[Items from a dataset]
— begin —

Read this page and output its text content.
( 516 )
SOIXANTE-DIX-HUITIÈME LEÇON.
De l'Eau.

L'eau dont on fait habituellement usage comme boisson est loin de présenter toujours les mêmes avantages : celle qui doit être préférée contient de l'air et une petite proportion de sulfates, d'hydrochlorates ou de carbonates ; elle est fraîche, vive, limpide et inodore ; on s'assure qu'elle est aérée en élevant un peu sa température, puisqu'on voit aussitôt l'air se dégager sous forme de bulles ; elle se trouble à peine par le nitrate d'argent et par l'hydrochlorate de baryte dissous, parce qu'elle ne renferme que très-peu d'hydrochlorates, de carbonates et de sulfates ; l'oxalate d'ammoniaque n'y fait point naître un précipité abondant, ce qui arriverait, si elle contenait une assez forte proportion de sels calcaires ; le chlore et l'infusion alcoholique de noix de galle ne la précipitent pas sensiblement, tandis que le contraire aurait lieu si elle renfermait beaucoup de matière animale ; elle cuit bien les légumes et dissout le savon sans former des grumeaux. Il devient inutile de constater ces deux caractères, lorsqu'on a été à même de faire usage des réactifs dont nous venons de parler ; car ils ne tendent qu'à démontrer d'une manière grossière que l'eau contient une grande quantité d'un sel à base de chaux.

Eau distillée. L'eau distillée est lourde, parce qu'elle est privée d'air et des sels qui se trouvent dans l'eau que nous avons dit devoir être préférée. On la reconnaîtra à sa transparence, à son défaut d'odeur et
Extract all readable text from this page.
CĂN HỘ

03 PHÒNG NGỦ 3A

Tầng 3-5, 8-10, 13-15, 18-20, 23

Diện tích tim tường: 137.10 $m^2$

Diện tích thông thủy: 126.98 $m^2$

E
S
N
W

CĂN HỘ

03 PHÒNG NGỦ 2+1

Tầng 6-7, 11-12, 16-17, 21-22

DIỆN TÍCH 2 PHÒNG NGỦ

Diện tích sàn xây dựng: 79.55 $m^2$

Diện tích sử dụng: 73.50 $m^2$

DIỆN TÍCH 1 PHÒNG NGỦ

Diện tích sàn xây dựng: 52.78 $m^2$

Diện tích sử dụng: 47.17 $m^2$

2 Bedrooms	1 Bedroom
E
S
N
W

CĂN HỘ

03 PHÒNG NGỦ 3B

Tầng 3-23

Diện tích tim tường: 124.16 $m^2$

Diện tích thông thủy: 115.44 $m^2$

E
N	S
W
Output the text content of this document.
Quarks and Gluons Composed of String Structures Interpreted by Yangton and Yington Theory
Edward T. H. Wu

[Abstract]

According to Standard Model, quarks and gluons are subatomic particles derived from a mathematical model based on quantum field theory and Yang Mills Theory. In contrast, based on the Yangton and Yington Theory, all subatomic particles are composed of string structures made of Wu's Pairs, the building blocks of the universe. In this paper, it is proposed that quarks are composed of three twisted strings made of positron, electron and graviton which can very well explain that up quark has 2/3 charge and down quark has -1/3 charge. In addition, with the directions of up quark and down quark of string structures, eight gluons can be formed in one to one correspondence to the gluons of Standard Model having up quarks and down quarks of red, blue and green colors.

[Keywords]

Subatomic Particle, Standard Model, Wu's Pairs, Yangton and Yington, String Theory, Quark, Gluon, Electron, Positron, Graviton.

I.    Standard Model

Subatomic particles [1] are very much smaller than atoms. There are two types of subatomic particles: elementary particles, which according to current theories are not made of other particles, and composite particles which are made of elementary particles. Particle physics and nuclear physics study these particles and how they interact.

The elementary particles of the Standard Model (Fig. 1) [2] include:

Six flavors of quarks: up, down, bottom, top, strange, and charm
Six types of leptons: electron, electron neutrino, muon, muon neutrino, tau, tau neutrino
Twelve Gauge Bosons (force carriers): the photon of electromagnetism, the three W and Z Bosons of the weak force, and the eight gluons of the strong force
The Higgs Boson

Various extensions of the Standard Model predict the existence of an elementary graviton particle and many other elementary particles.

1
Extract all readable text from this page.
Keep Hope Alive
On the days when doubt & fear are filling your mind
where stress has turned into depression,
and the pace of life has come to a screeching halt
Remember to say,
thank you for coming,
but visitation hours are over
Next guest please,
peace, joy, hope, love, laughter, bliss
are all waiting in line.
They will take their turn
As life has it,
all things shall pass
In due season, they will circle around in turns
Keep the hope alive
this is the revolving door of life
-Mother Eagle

— end —

__DO THIS__:
The records above must be repeated exactly, every one of them.

__PROBLEM SOLUTION__:
Read this page and output its text content.
( 516 )
SOIXANTE-DIX-HUITIÈME LEÇON.
De l'Eau.

L'eau dont on fait habituellement usage comme boisson est loin de présenter toujours les mêmes avantages : celle qui doit être préférée contient de l'air et une petite proportion de sulfates, d'hydrochlorates ou de carbonates ; elle est fraîche, vive, limpide et inodore ; on s'assure qu'elle est aérée en élevant un peu sa température, puisqu'on voit aussitôt l'air se dégager sous forme de bulles ; elle se trouble à peine par le nitrate d'argent et par l'hydrochlorate de baryte dissous, parce qu'elle ne renferme que très-peu d'hydrochlorates, de carbonates et de sulfates ; l'oxalate d'ammoniaque n'y fait point naître un précipité abondant, ce qui arriverait, si elle contenait une assez forte proportion de sels calcaires ; le chlore et l'infusion alcoholique de noix de galle ne la précipitent pas sensiblement, tandis que le contraire aurait lieu si elle renfermait beaucoup de matière animale ; elle cuit bien les légumes et dissout le savon sans former des grumeaux. Il devient inutile de constater ces deux caractères, lorsqu'on a été à même de faire usage des réactifs dont nous venons de parler ; car ils ne tendent qu'à démontrer d'une manière grossière que l'eau contient une grande quantité d'un sel à base de chaux.

Eau distillée. L'eau distillée est lourde, parce qu'elle est privée d'air et des sels qui se trouvent dans l'eau que nous avons dit devoir être préférée. On la reconnaîtra à sa transparence, à son défaut d'odeur et
Extract all readable text from this page.
CĂN HỘ

03 PHÒNG NGỦ 3A

Tầng 3-5, 8-10, 13-15, 18-20, 23

Diện tích tim tường: 137.10 $m^2$

Diện tích thông thủy: 126.98 $m^2$

E
S
N
W

CĂN HỘ

03 PHÒNG NGỦ 2+1

Tầng 6-7, 11-12, 16-17, 21-22

DIỆN TÍCH 2 PHÒNG NGỦ

Diện tích sàn xây dựng: 79.55 $m^2$

Diện tích sử dụng: 73.50 $m^2$

DIỆN TÍCH 1 PHÒNG NGỦ

Diện tích sàn xây dựng: 52.78 $m^2$

Diện tích sử dụng: 47.17 $m^2$

2 Bedrooms	1 Bedroom
E
S
N
W

CĂN HỘ

03 PHÒNG NGỦ 3B

Tầng 3-23

Diện tích tim tường: 124.16 $m^2$

Diện tích thông thủy: 115.44 $m^2$

E
N	S
W
Output the text content of this document.
Quarks and Gluons Composed of String Structures Interpreted by Yangton and Yington Theory
Edward T. H. Wu

[Abstract]

According to Standard Model, quarks and gluons are subatomic particles derived from a mathematical model based on quantum field theory and Yang Mills Theory. In contrast, based on the Yangton and Yington Theory, all subatomic particles are composed of string structures made of Wu's Pairs, the building blocks of the universe. In this paper, it is proposed that quarks are composed of three twisted strings made of positron, electron and graviton which can very well explain that up quark has 2/3 charge and down quark has -1/3 charge. In addition, with the directions of up quark and down quark of string structures, eight gluons can be formed in one to one correspondence to the gluons of Standard Model having up quarks and down quarks of red, blue and green colors.

[Keywords]

Subatomic Particle, Standard Model, Wu's Pairs, Yangton and Yington, String Theory, Quark, Gluon, Electron, Positron, Graviton.

I.    Standard Model

Subatomic particles [1] are very much smaller than atoms. There are two types of subatomic particles: elementary particles, which according to current theories are not made of other particles, and composite particles which are made of elementary particles. Particle physics and nuclear physics study these particles and how they interact.

The elementary particles of the Standard Model (Fig. 1) [2] include:

Six flavors of quarks: up, down, bottom, top, strange, and charm
Six types of leptons: electron, electron neutrino, muon, muon neutrino, tau, tau neutrino
Twelve Gauge Bosons (force carriers): the photon of electromagnetism, the three W and Z Bosons of the weak force, and the eight gluons of the strong force
The Higgs Boson

Various extensions of the Standard Model predict the existence of an elementary graviton particle and many other elementary particles.

1
Extract all readable text from this page.
Keep Hope Alive
On the days when doubt & fear are filling your mind
where stress has turned into depression,
and the pace of life has come to a screeching halt
Remember to say,
thank you for coming,
but visitation hours are over
Next guest please,
peace, joy, hope, love, laughter, bliss
are all waiting in line.
They will take their turn
As life has it,
all things shall pass
In due season, they will circle around in turns
Keep the hope alive
this is the revolving door of life
-Mother Eagle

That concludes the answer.